* SET PROBLEM *
Take down each entry exactly as written.
--- START MATERIAL TO PROCESS ---
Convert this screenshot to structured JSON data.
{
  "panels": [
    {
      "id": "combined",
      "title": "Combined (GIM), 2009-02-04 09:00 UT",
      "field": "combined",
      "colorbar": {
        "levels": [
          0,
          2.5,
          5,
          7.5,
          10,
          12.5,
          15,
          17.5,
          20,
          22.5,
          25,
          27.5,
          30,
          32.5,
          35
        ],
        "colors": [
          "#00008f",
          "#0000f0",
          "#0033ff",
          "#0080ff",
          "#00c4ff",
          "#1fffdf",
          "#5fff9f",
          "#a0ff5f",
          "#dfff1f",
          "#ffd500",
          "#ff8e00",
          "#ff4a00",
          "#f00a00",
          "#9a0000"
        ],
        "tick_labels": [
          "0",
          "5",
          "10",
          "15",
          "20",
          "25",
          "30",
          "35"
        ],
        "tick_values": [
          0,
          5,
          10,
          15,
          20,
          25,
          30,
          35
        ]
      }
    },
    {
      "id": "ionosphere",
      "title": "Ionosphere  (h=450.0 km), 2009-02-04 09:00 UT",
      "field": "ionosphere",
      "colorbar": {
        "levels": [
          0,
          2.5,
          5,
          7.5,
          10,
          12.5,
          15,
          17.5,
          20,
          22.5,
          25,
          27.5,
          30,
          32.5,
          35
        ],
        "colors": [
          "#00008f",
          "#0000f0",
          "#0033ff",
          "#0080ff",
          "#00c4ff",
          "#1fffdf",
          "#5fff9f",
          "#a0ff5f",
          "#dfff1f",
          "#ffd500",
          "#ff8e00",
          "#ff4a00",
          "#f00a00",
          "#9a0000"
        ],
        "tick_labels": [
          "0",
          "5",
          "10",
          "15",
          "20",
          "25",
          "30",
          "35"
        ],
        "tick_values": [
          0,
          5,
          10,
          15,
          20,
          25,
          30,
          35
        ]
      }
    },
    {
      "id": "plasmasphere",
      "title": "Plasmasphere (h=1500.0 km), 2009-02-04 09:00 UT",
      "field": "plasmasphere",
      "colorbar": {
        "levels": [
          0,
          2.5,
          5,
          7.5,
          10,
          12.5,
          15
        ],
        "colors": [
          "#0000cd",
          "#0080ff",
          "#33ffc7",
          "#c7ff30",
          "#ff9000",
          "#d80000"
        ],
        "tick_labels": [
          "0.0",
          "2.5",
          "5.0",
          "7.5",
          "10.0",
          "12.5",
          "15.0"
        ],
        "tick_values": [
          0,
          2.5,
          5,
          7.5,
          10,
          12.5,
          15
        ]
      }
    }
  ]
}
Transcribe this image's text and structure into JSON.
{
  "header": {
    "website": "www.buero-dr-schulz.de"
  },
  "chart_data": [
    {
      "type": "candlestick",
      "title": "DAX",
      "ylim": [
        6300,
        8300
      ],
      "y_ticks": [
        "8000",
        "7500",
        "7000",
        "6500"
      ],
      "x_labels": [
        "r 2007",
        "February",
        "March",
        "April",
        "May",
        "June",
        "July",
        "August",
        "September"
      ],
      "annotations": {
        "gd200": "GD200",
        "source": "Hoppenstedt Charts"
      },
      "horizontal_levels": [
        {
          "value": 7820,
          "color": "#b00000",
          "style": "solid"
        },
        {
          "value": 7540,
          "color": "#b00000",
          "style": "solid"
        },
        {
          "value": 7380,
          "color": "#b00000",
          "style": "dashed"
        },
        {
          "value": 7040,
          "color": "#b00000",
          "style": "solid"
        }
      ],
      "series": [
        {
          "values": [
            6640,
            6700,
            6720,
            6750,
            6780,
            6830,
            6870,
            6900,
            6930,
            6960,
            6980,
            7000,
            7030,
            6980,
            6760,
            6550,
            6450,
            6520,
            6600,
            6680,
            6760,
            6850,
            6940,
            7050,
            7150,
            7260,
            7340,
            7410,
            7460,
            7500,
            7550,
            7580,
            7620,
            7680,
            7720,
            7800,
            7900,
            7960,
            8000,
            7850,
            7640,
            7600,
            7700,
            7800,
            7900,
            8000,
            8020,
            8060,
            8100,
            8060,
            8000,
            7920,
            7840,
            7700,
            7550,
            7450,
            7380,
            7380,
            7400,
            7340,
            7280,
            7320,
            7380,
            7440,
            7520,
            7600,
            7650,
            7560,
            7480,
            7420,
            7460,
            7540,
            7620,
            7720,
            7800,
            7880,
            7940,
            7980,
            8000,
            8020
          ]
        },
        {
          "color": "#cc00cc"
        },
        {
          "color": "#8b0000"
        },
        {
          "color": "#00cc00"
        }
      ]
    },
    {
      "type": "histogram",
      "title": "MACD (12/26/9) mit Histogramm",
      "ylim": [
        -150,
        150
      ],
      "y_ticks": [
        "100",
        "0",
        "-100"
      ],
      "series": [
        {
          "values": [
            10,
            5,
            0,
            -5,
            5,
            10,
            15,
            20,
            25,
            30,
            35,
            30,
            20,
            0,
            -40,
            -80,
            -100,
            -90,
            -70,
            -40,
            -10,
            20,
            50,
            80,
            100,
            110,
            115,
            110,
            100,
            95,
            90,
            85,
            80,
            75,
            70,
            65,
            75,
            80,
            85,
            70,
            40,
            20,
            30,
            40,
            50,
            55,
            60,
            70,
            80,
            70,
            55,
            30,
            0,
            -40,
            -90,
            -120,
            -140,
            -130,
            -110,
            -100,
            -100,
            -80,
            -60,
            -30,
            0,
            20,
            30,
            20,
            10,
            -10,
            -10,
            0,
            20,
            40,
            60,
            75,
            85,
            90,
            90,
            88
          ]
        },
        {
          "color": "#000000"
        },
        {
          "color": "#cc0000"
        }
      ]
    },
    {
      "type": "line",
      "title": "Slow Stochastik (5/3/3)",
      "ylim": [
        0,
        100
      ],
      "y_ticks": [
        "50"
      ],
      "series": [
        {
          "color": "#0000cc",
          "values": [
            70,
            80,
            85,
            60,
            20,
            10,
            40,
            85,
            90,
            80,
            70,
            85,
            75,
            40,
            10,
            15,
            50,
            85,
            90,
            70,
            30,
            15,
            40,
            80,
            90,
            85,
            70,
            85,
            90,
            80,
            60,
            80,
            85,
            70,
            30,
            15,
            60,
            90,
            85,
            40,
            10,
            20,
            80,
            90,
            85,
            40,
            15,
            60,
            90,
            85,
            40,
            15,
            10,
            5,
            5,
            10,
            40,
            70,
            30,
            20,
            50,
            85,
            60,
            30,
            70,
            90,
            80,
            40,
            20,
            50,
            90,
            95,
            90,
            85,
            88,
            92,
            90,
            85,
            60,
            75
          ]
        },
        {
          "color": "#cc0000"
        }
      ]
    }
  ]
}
--- END MATERIAL TO PROCESS ---
* COMPLETE RESPONSE *
Convert this screenshot to structured JSON data.
{
  "panels": [
    {
      "id": "combined",
      "title": "Combined (GIM), 2009-02-04 09:00 UT",
      "field": "combined",
      "colorbar": {
        "levels": [
          0,
          2.5,
          5,
          7.5,
          10,
          12.5,
          15,
          17.5,
          20,
          22.5,
          25,
          27.5,
          30,
          32.5,
          35
        ],
        "colors": [
          "#00008f",
          "#0000f0",
          "#0033ff",
          "#0080ff",
          "#00c4ff",
          "#1fffdf",
          "#5fff9f",
          "#a0ff5f",
          "#dfff1f",
          "#ffd500",
          "#ff8e00",
          "#ff4a00",
          "#f00a00",
          "#9a0000"
        ],
        "tick_labels": [
          "0",
          "5",
          "10",
          "15",
          "20",
          "25",
          "30",
          "35"
        ],
        "tick_values": [
          0,
          5,
          10,
          15,
          20,
          25,
          30,
          35
        ]
      }
    },
    {
      "id": "ionosphere",
      "title": "Ionosphere  (h=450.0 km), 2009-02-04 09:00 UT",
      "field": "ionosphere",
      "colorbar": {
        "levels": [
          0,
          2.5,
          5,
          7.5,
          10,
          12.5,
          15,
          17.5,
          20,
          22.5,
          25,
          27.5,
          30,
          32.5,
          35
        ],
        "colors": [
          "#00008f",
          "#0000f0",
          "#0033ff",
          "#0080ff",
          "#00c4ff",
          "#1fffdf",
          "#5fff9f",
          "#a0ff5f",
          "#dfff1f",
          "#ffd500",
          "#ff8e00",
          "#ff4a00",
          "#f00a00",
          "#9a0000"
        ],
        "tick_labels": [
          "0",
          "5",
          "10",
          "15",
          "20",
          "25",
          "30",
          "35"
        ],
        "tick_values": [
          0,
          5,
          10,
          15,
          20,
          25,
          30,
          35
        ]
      }
    },
    {
      "id": "plasmasphere",
      "title": "Plasmasphere (h=1500.0 km), 2009-02-04 09:00 UT",
      "field": "plasmasphere",
      "colorbar": {
        "levels": [
          0,
          2.5,
          5,
          7.5,
          10,
          12.5,
          15
        ],
        "colors": [
          "#0000cd",
          "#0080ff",
          "#33ffc7",
          "#c7ff30",
          "#ff9000",
          "#d80000"
        ],
        "tick_labels": [
          "0.0",
          "2.5",
          "5.0",
          "7.5",
          "10.0",
          "12.5",
          "15.0"
        ],
        "tick_values": [
          0,
          2.5,
          5,
          7.5,
          10,
          12.5,
          15
        ]
      }
    }
  ]
}
Transcribe this image's text and structure into JSON.
{
  "header": {
    "website": "www.buero-dr-schulz.de"
  },
  "chart_data": [
    {
      "type": "candlestick",
      "title": "DAX",
      "ylim": [
        6300,
        8300
      ],
      "y_ticks": [
        "8000",
        "7500",
        "7000",
        "6500"
      ],
      "x_labels": [
        "r 2007",
        "February",
        "March",
        "April",
        "May",
        "June",
        "July",
        "August",
        "September"
      ],
      "annotations": {
        "gd200": "GD200",
        "source": "Hoppenstedt Charts"
      },
      "horizontal_levels": [
        {
          "value": 7820,
          "color": "#b00000",
          "style": "solid"
        },
        {
          "value": 7540,
          "color": "#b00000",
          "style": "solid"
        },
        {
          "value": 7380,
          "color": "#b00000",
          "style": "dashed"
        },
        {
          "value": 7040,
          "color": "#b00000",
          "style": "solid"
        }
      ],
      "series": [
        {
          "values": [
            6640,
            6700,
            6720,
            6750,
            6780,
            6830,
            6870,
            6900,
            6930,
            6960,
            6980,
            7000,
            7030,
            6980,
            6760,
            6550,
            6450,
            6520,
            6600,
            6680,
            6760,
            6850,
            6940,
            7050,
            7150,
            7260,
            7340,
            7410,
            7460,
            7500,
            7550,
            7580,
            7620,
            7680,
            7720,
            7800,
            7900,
            7960,
            8000,
            7850,
            7640,
            7600,
            7700,
            7800,
            7900,
            8000,
            8020,
            8060,
            8100,
            8060,
            8000,
            7920,
            7840,
            7700,
            7550,
            7450,
            7380,
            7380,
            7400,
            7340,
            7280,
            7320,
            7380,
            7440,
            7520,
            7600,
            7650,
            7560,
            7480,
            7420,
            7460,
            7540,
            7620,
            7720,
            7800,
            7880,
            7940,
            7980,
            8000,
            8020
          ]
        },
        {
          "color": "#cc00cc"
        },
        {
          "color": "#8b0000"
        },
        {
          "color": "#00cc00"
        }
      ]
    },
    {
      "type": "histogram",
      "title": "MACD (12/26/9) mit Histogramm",
      "ylim": [
        -150,
        150
      ],
      "y_ticks": [
        "100",
        "0",
        "-100"
      ],
      "series": [
        {
          "values": [
            10,
            5,
            0,
            -5,
            5,
            10,
            15,
            20,
            25,
            30,
            35,
            30,
            20,
            0,
            -40,
            -80,
            -100,
            -90,
            -70,
            -40,
            -10,
            20,
            50,
            80,
            100,
            110,
            115,
            110,
            100,
            95,
            90,
            85,
            80,
            75,
            70,
            65,
            75,
            80,
            85,
            70,
            40,
            20,
            30,
            40,
            50,
            55,
            60,
            70,
            80,
            70,
            55,
            30,
            0,
            -40,
            -90,
            -120,
            -140,
            -130,
            -110,
            -100,
            -100,
            -80,
            -60,
            -30,
            0,
            20,
            30,
            20,
            10,
            -10,
            -10,
            0,
            20,
            40,
            60,
            75,
            85,
            90,
            90,
            88
          ]
        },
        {
          "color": "#000000"
        },
        {
          "color": "#cc0000"
        }
      ]
    },
    {
      "type": "line",
      "title": "Slow Stochastik (5/3/3)",
      "ylim": [
        0,
        100
      ],
      "y_ticks": [
        "50"
      ],
      "series": [
        {
          "color": "#0000cc",
          "values": [
            70,
            80,
            85,
            60,
            20,
            10,
            40,
            85,
            90,
            80,
            70,
            85,
            75,
            40,
            10,
            15,
            50,
            85,
            90,
            70,
            30,
            15,
            40,
            80,
            90,
            85,
            70,
            85,
            90,
            80,
            60,
            80,
            85,
            70,
            30,
            15,
            60,
            90,
            85,
            40,
            10,
            20,
            80,
            90,
            85,
            40,
            15,
            60,
            90,
            85,
            40,
            15,
            10,
            5,
            5,
            10,
            40,
            70,
            30,
            20,
            50,
            85,
            60,
            30,
            70,
            90,
            80,
            40,
            20,
            50,
            90,
            95,
            90,
            85,
            88,
            92,
            90,
            85,
            60,
            75
          ]
        },
        {
          "color": "#cc0000"
        }
      ]
    }
  ]
}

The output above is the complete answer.